(Work instructions):
List each line of the data that holds the string "plain".

* Start *

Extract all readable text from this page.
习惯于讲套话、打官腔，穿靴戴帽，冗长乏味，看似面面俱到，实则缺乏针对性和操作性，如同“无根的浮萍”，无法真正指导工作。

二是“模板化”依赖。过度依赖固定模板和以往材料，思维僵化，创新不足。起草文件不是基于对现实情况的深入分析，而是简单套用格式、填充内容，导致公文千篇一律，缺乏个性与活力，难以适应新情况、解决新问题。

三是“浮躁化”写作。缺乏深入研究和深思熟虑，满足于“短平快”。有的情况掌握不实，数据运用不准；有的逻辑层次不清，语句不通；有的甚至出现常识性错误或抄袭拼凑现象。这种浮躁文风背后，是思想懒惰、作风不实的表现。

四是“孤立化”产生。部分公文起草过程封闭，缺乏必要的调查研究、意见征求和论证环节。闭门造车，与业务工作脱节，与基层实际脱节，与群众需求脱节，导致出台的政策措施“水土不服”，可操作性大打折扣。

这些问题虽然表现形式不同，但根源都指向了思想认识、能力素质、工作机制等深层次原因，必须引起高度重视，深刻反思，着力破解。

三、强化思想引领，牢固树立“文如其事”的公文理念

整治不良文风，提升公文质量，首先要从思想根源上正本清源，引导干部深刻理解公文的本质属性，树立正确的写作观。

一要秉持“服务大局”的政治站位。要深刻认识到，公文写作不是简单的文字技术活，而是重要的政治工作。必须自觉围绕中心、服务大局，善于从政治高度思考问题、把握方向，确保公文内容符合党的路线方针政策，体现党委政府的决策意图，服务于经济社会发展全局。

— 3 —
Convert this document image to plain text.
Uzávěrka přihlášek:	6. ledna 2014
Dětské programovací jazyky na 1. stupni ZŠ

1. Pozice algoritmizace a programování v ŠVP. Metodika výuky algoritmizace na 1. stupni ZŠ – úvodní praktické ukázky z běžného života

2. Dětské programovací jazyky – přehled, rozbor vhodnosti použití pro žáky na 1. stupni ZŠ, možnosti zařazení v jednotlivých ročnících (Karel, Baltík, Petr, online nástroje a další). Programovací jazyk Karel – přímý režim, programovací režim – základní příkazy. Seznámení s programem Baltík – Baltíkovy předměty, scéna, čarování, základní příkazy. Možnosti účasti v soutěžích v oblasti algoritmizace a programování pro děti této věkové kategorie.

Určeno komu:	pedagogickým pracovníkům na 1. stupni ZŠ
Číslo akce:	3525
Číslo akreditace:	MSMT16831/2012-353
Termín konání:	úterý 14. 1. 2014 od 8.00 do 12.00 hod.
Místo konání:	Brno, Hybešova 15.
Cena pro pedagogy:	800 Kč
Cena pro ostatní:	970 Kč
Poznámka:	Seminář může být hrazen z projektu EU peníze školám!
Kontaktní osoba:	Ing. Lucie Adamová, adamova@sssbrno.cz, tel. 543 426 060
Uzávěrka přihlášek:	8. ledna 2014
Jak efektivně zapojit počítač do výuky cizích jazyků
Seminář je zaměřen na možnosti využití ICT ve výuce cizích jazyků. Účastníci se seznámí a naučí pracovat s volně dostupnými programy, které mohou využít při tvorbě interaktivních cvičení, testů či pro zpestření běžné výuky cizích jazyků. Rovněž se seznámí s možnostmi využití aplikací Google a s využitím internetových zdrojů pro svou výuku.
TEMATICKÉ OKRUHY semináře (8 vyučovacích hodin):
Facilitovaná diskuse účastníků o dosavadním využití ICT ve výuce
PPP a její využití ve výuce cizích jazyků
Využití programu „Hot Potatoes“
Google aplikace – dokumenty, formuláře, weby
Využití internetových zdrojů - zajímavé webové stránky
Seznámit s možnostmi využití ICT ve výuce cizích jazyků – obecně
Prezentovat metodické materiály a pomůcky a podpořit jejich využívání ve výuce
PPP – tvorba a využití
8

* End *
* Start *

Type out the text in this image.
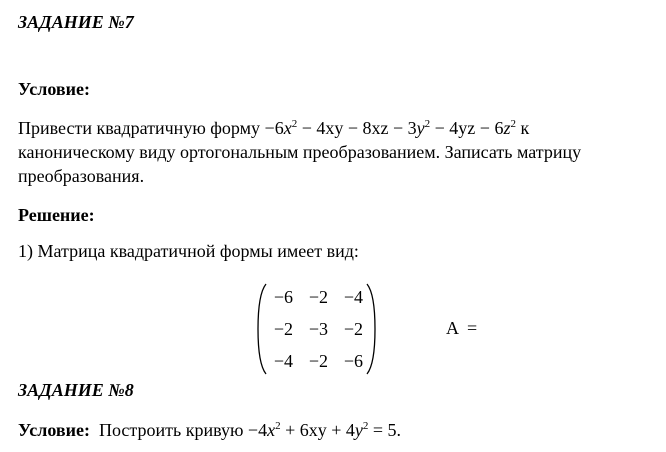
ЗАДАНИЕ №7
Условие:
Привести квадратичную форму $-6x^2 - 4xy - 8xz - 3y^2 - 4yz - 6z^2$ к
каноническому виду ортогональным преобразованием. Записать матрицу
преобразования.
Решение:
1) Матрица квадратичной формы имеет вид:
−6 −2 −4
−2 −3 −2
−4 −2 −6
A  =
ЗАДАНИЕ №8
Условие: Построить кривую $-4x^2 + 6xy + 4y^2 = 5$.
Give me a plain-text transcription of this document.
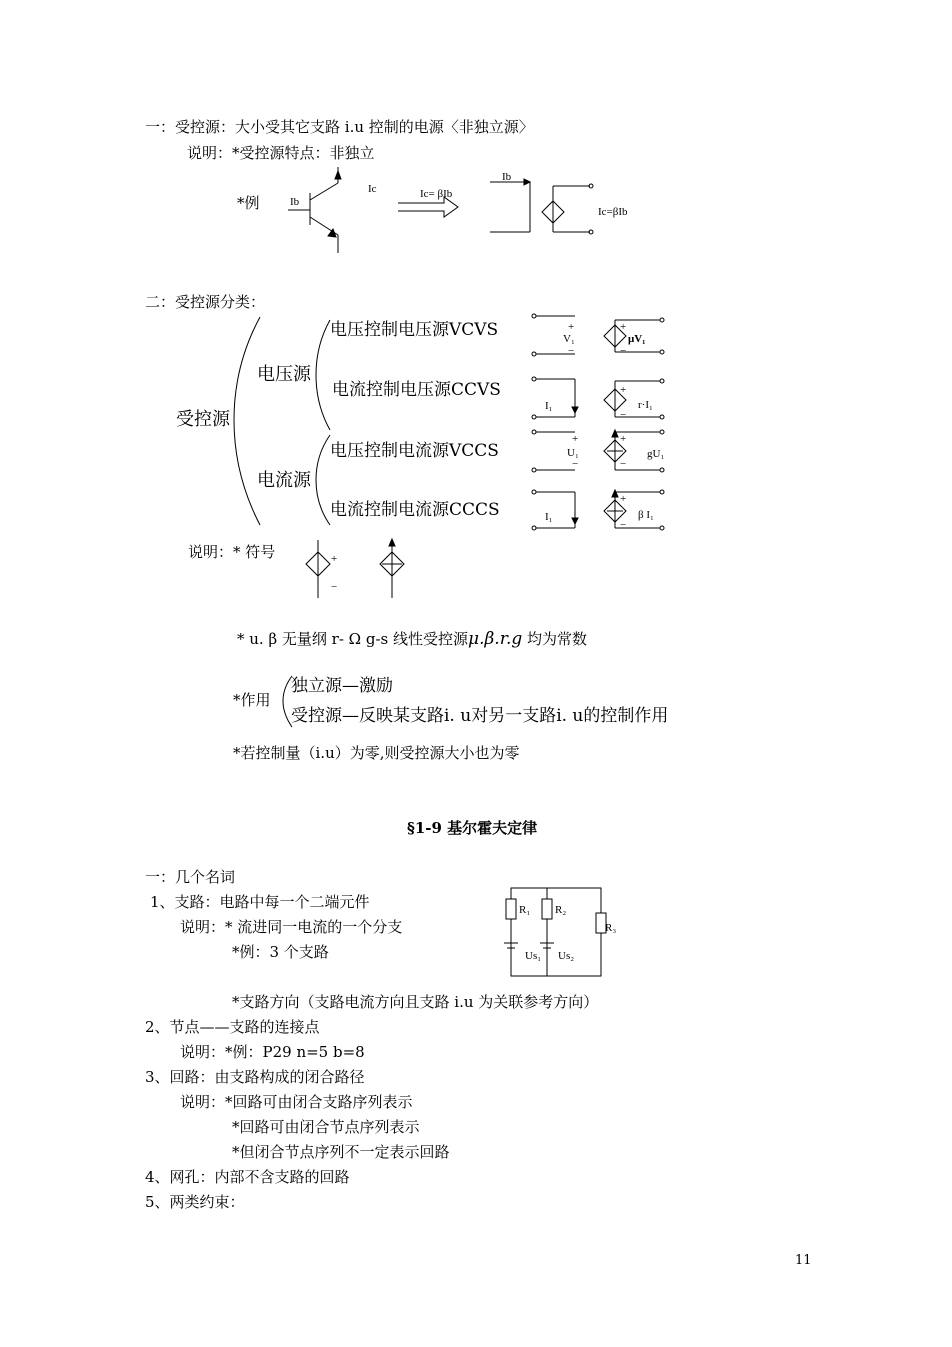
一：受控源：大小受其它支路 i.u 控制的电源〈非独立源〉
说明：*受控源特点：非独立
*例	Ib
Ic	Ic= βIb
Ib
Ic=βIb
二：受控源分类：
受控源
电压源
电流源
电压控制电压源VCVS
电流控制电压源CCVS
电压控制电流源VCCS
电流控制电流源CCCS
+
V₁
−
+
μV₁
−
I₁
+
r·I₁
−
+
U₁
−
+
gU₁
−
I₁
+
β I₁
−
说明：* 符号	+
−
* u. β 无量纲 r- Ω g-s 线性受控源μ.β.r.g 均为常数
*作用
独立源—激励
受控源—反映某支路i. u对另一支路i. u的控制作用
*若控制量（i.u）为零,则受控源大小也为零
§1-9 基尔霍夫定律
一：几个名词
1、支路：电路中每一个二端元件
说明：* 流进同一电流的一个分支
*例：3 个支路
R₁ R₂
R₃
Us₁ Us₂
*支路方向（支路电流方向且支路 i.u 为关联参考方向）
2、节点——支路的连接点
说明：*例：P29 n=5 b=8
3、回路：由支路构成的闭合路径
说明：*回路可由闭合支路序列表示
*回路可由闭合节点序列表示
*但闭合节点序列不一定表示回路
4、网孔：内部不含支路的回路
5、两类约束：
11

* End *

(Exercise result):
Convert this document image to plain text.
Give me a plain-text transcription of this document.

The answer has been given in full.